Exercise aim:
Every line of the material below should be repeated exactly.
— start —
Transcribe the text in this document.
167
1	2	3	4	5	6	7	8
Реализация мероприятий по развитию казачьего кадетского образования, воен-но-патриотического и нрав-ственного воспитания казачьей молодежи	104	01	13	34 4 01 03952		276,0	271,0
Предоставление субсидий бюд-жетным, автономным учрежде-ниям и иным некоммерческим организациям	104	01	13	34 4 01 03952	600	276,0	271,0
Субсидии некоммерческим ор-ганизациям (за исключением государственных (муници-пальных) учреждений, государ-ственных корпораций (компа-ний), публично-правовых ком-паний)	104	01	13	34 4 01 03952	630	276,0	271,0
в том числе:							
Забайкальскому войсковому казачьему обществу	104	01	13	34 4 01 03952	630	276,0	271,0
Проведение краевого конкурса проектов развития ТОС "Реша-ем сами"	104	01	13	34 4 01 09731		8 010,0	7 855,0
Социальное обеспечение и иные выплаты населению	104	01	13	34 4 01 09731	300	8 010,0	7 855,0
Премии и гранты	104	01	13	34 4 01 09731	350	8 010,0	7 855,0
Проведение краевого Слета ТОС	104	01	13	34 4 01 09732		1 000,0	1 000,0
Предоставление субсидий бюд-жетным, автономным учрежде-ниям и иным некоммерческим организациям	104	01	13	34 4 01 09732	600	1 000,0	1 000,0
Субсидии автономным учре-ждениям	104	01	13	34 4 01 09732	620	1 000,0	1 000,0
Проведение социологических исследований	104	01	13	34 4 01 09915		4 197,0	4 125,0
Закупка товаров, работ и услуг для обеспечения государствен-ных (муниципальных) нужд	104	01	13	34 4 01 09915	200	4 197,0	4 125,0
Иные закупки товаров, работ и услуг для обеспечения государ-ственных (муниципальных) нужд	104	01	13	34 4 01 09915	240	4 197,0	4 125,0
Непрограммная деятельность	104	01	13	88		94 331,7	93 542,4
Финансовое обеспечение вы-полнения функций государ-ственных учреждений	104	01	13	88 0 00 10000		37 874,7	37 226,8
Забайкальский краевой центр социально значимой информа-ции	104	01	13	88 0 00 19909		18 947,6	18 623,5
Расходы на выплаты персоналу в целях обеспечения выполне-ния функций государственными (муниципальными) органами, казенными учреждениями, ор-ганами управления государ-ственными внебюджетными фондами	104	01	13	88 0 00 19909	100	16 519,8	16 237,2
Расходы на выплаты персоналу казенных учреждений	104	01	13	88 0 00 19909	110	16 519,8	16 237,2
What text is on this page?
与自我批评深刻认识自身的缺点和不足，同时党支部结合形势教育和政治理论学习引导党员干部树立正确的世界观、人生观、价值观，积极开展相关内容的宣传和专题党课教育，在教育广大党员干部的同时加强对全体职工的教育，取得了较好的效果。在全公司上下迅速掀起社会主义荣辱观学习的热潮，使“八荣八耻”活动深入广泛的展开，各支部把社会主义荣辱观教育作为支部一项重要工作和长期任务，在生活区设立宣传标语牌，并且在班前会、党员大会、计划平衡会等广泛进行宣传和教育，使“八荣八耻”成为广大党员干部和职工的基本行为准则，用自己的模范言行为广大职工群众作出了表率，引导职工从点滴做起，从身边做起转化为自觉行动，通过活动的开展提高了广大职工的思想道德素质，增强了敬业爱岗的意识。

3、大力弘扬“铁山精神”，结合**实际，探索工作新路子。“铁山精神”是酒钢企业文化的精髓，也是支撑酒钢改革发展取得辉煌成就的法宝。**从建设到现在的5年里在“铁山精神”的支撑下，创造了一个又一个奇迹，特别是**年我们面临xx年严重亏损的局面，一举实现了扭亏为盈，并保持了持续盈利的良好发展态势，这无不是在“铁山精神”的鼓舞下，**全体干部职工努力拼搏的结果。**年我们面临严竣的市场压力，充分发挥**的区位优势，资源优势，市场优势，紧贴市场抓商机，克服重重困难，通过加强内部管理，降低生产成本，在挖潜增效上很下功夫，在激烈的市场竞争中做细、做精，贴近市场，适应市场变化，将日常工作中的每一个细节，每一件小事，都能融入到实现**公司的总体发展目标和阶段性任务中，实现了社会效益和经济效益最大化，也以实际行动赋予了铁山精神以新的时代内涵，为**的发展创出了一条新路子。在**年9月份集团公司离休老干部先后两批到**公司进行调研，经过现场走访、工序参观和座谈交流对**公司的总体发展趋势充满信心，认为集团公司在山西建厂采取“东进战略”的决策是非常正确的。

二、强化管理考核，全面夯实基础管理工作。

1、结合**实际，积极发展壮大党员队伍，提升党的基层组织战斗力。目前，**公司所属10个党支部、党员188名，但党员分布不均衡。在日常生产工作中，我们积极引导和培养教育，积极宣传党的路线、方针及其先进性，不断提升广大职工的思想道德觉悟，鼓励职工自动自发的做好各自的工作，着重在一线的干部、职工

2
— end —
Problem solution:
Transcribe the text in this document.
167
1	2	3	4	5	6	7	8
Реализация мероприятий по развитию казачьего кадетского образования, воен-но-патриотического и нрав-ственного воспитания казачьей молодежи	104	01	13	34 4 01 03952		276,0	271,0
Предоставление субсидий бюд-жетным, автономным учрежде-ниям и иным некоммерческим организациям	104	01	13	34 4 01 03952	600	276,0	271,0
Субсидии некоммерческим ор-ганизациям (за исключением государственных (муници-пальных) учреждений, государ-ственных корпораций (компа-ний), публично-правовых ком-паний)	104	01	13	34 4 01 03952	630	276,0	271,0
в том числе:							
Забайкальскому войсковому казачьему обществу	104	01	13	34 4 01 03952	630	276,0	271,0
Проведение краевого конкурса проектов развития ТОС "Реша-ем сами"	104	01	13	34 4 01 09731		8 010,0	7 855,0
Социальное обеспечение и иные выплаты населению	104	01	13	34 4 01 09731	300	8 010,0	7 855,0
Премии и гранты	104	01	13	34 4 01 09731	350	8 010,0	7 855,0
Проведение краевого Слета ТОС	104	01	13	34 4 01 09732		1 000,0	1 000,0
Предоставление субсидий бюд-жетным, автономным учрежде-ниям и иным некоммерческим организациям	104	01	13	34 4 01 09732	600	1 000,0	1 000,0
Субсидии автономным учре-ждениям	104	01	13	34 4 01 09732	620	1 000,0	1 000,0
Проведение социологических исследований	104	01	13	34 4 01 09915		4 197,0	4 125,0
Закупка товаров, работ и услуг для обеспечения государствен-ных (муниципальных) нужд	104	01	13	34 4 01 09915	200	4 197,0	4 125,0
Иные закупки товаров, работ и услуг для обеспечения государ-ственных (муниципальных) нужд	104	01	13	34 4 01 09915	240	4 197,0	4 125,0
Непрограммная деятельность	104	01	13	88		94 331,7	93 542,4
Финансовое обеспечение вы-полнения функций государ-ственных учреждений	104	01	13	88 0 00 10000		37 874,7	37 226,8
Забайкальский краевой центр социально значимой информа-ции	104	01	13	88 0 00 19909		18 947,6	18 623,5
Расходы на выплаты персоналу в целях обеспечения выполне-ния функций государственными (муниципальными) органами, казенными учреждениями, ор-ганами управления государ-ственными внебюджетными фондами	104	01	13	88 0 00 19909	100	16 519,8	16 237,2
Расходы на выплаты персоналу казенных учреждений	104	01	13	88 0 00 19909	110	16 519,8	16 237,2
What text is on this page?
与自我批评深刻认识自身的缺点和不足，同时党支部结合形势教育和政治理论学习引导党员干部树立正确的世界观、人生观、价值观，积极开展相关内容的宣传和专题党课教育，在教育广大党员干部的同时加强对全体职工的教育，取得了较好的效果。在全公司上下迅速掀起社会主义荣辱观学习的热潮，使“八荣八耻”活动深入广泛的展开，各支部把社会主义荣辱观教育作为支部一项重要工作和长期任务，在生活区设立宣传标语牌，并且在班前会、党员大会、计划平衡会等广泛进行宣传和教育，使“八荣八耻”成为广大党员干部和职工的基本行为准则，用自己的模范言行为广大职工群众作出了表率，引导职工从点滴做起，从身边做起转化为自觉行动，通过活动的开展提高了广大职工的思想道德素质，增强了敬业爱岗的意识。

3、大力弘扬“铁山精神”，结合**实际，探索工作新路子。“铁山精神”是酒钢企业文化的精髓，也是支撑酒钢改革发展取得辉煌成就的法宝。**从建设到现在的5年里在“铁山精神”的支撑下，创造了一个又一个奇迹，特别是**年我们面临xx年严重亏损的局面，一举实现了扭亏为盈，并保持了持续盈利的良好发展态势，这无不是在“铁山精神”的鼓舞下，**全体干部职工努力拼搏的结果。**年我们面临严竣的市场压力，充分发挥**的区位优势，资源优势，市场优势，紧贴市场抓商机，克服重重困难，通过加强内部管理，降低生产成本，在挖潜增效上很下功夫，在激烈的市场竞争中做细、做精，贴近市场，适应市场变化，将日常工作中的每一个细节，每一件小事，都能融入到实现**公司的总体发展目标和阶段性任务中，实现了社会效益和经济效益最大化，也以实际行动赋予了铁山精神以新的时代内涵，为**的发展创出了一条新路子。在**年9月份集团公司离休老干部先后两批到**公司进行调研，经过现场走访、工序参观和座谈交流对**公司的总体发展趋势充满信心，认为集团公司在山西建厂采取“东进战略”的决策是非常正确的。

二、强化管理考核，全面夯实基础管理工作。

1、结合**实际，积极发展壮大党员队伍，提升党的基层组织战斗力。目前，**公司所属10个党支部、党员188名，但党员分布不均衡。在日常生产工作中，我们积极引导和培养教育，积极宣传党的路线、方针及其先进性，不断提升广大职工的思想道德觉悟，鼓励职工自动自发的做好各自的工作，着重在一线的干部、职工

2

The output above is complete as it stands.